## Work to complete
Look through the records below, count the lines with the word "JSON", and reply with only the number.

Records about charts and figures
[START]
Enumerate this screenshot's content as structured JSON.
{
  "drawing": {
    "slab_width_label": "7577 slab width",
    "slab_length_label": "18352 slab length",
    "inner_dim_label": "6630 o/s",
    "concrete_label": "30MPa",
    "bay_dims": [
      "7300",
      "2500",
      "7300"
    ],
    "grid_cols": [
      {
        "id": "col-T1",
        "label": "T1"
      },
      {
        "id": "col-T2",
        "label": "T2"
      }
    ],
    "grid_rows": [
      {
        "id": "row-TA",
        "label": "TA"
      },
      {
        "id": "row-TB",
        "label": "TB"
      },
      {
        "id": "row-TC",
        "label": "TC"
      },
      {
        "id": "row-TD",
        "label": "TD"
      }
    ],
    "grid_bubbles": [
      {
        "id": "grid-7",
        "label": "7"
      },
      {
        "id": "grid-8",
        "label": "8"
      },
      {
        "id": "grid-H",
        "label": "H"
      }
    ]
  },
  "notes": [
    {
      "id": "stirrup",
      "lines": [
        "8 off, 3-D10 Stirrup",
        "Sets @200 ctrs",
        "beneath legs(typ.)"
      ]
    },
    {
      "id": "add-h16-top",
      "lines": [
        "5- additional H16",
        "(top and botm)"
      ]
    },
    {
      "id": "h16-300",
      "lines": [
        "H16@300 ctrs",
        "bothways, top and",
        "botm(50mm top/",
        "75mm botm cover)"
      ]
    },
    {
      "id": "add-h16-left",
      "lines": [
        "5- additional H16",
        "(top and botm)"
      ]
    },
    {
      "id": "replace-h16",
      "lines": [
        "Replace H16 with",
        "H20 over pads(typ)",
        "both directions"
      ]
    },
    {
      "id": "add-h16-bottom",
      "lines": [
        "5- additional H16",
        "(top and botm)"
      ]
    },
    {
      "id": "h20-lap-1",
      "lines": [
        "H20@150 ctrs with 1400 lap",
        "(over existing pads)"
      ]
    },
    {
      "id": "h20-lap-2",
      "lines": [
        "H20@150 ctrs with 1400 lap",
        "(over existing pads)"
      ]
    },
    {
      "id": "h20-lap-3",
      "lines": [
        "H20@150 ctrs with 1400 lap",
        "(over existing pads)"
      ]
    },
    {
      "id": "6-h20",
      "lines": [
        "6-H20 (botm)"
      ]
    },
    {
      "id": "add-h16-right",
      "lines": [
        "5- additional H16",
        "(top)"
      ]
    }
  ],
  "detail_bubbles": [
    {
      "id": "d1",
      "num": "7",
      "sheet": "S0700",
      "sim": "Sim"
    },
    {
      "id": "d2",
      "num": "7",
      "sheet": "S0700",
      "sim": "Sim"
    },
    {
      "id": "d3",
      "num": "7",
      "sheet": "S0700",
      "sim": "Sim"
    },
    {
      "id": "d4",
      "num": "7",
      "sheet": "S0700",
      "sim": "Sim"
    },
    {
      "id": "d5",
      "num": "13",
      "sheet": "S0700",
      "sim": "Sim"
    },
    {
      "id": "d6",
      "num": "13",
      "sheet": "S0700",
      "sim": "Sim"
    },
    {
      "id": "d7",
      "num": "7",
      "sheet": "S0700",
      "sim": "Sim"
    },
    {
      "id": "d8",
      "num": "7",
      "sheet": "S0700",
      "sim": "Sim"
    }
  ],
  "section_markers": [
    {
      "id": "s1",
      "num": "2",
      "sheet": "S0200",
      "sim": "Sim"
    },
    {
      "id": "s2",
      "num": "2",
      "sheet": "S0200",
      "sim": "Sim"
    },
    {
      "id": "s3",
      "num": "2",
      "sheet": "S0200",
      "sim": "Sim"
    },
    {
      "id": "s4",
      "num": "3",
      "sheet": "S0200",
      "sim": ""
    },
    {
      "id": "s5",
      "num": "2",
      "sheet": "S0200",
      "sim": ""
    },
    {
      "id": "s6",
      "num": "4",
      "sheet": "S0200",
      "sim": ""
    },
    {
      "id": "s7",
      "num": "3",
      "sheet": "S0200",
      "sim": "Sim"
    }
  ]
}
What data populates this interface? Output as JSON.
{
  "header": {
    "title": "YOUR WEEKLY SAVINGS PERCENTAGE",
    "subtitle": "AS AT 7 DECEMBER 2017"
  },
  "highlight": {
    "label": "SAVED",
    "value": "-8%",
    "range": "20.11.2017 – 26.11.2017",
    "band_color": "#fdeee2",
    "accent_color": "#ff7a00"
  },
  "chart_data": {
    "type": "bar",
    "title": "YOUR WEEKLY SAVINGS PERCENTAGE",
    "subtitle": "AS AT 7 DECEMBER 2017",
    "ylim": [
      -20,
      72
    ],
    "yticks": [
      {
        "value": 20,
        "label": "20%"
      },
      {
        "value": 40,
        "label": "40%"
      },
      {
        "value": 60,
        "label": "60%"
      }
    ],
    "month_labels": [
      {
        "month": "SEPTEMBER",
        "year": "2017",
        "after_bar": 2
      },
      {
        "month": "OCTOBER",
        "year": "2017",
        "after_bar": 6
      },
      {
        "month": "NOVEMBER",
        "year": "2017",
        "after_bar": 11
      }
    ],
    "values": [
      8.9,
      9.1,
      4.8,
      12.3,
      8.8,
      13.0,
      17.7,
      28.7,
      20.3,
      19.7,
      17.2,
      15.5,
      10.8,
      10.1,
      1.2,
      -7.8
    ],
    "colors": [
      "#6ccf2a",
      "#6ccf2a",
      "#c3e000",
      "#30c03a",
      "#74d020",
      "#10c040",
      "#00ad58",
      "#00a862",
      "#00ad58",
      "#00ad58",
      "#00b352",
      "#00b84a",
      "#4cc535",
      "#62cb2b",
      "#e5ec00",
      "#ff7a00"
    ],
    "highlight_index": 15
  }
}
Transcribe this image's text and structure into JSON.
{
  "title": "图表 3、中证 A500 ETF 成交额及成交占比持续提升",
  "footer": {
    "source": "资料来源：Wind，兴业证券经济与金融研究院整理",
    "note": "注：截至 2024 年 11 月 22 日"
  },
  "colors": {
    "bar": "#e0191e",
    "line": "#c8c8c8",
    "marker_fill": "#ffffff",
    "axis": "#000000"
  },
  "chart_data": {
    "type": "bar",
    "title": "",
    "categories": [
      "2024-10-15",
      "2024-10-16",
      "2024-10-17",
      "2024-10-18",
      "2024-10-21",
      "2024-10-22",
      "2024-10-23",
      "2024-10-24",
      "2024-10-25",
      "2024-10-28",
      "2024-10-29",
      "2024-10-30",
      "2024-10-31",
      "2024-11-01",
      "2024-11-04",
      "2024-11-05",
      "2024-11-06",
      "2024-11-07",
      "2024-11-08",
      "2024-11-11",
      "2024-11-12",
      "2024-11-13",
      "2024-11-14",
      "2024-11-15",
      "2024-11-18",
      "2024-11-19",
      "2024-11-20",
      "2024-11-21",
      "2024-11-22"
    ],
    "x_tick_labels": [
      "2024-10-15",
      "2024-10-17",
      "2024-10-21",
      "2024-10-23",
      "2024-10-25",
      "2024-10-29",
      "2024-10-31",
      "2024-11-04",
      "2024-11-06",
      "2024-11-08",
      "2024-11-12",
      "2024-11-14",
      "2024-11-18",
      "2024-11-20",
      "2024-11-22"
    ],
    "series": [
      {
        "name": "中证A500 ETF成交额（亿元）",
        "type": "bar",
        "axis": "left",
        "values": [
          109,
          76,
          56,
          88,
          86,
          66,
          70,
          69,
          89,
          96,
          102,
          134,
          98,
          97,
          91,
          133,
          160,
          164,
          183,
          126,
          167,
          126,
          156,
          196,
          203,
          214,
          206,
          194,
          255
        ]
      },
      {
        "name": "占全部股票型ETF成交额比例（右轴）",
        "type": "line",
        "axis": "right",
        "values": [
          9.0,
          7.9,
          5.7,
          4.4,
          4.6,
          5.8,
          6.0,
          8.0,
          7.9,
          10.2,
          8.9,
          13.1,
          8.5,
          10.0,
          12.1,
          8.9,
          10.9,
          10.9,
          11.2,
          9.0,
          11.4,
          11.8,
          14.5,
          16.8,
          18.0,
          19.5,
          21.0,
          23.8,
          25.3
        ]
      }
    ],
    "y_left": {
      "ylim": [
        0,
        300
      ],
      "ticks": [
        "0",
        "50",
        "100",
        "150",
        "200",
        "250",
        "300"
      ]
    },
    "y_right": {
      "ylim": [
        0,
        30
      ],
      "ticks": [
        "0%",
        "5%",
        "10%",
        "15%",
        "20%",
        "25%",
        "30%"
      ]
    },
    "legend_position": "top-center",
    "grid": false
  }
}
[END]
## Solution below
3